Pictures aside, repeat every entry exactly.

** Start of STORED DATA **

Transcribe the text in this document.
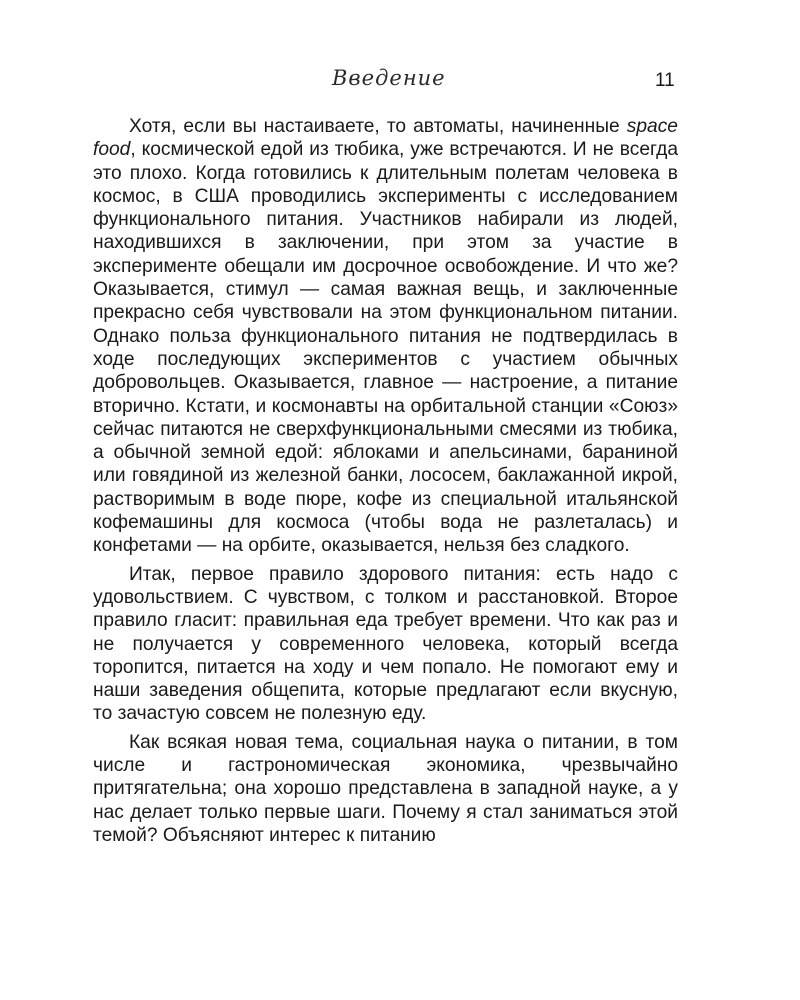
Введение	11

Хотя, если вы настаиваете, то автоматы, начиненные space food, космической едой из тюбика, уже встречаются. И не всегда это плохо. Когда готовились к длительным полетам человека в космос, в США проводились эксперименты с исследованием функционального питания. Участников набирали из людей, находившихся в заключении, при этом за участие в эксперименте обещали им досрочное освобождение. И что же? Оказывается, стимул — самая важная вещь, и заключенные прекрасно себя чувствовали на этом функциональном питании. Однако польза функционального питания не подтвердилась в ходе последующих экспериментов с участием обычных добровольцев. Оказывается, главное — настроение, а питание вторично. Кстати, и космонавты на орбитальной станции «Союз» сейчас питаются не сверхфункциональными смесями из тюбика, а обычной земной едой: яблоками и апельсинами, бараниной или говядиной из железной банки, лососем, баклажанной икрой, растворимым в воде пюре, кофе из специальной итальянской кофемашины для космоса (чтобы вода не разлеталась) и конфетами — на орбите, оказывается, нельзя без сладкого.

Итак, первое правило здорового питания: есть надо с удовольствием. С чувством, с толком и расстановкой. Второе правило гласит: правильная еда требует времени. Что как раз и не получается у современного человека, который всегда торопится, питается на ходу и чем попало. Не помогают ему и наши заведения общепита, которые предлагают если вкусную, то зачастую совсем не полезную еду.

Как всякая новая тема, социальная наука о питании, в том числе и гастрономическая экономика, чрезвычайно притягательна; она хорошо представлена в западной науке, а у нас делает только первые шаги. Почему я стал заниматься этой темой? Объясняют интерес к питанию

** End of STORED DATA **

WRITTEN REPLY:
Transcribe the text in this document.
Введение	11

Хотя, если вы настаиваете, то автоматы, начиненные space food, космической едой из тюбика, уже встречаются. И не всегда это плохо. Когда готовились к длительным полетам человека в космос, в США проводились эксперименты с исследованием функционального питания. Участников набирали из людей, находившихся в заключении, при этом за участие в эксперименте обещали им досрочное освобождение. И что же? Оказывается, стимул — самая важная вещь, и заключенные прекрасно себя чувствовали на этом функциональном питании. Однако польза функционального питания не подтвердилась в ходе последующих экспериментов с участием обычных добровольцев. Оказывается, главное — настроение, а питание вторично. Кстати, и космонавты на орбитальной станции «Союз» сейчас питаются не сверхфункциональными смесями из тюбика, а обычной земной едой: яблоками и апельсинами, бараниной или говядиной из железной банки, лососем, баклажанной икрой, растворимым в воде пюре, кофе из специальной итальянской кофемашины для космоса (чтобы вода не разлеталась) и конфетами — на орбите, оказывается, нельзя без сладкого.

Итак, первое правило здорового питания: есть надо с удовольствием. С чувством, с толком и расстановкой. Второе правило гласит: правильная еда требует времени. Что как раз и не получается у современного человека, который всегда торопится, питается на ходу и чем попало. Не помогают ему и наши заведения общепита, которые предлагают если вкусную, то зачастую совсем не полезную еду.

Как всякая новая тема, социальная наука о питании, в том числе и гастрономическая экономика, чрезвычайно притягательна; она хорошо представлена в западной науке, а у нас делает только первые шаги. Почему я стал заниматься этой темой? Объясняют интерес к питанию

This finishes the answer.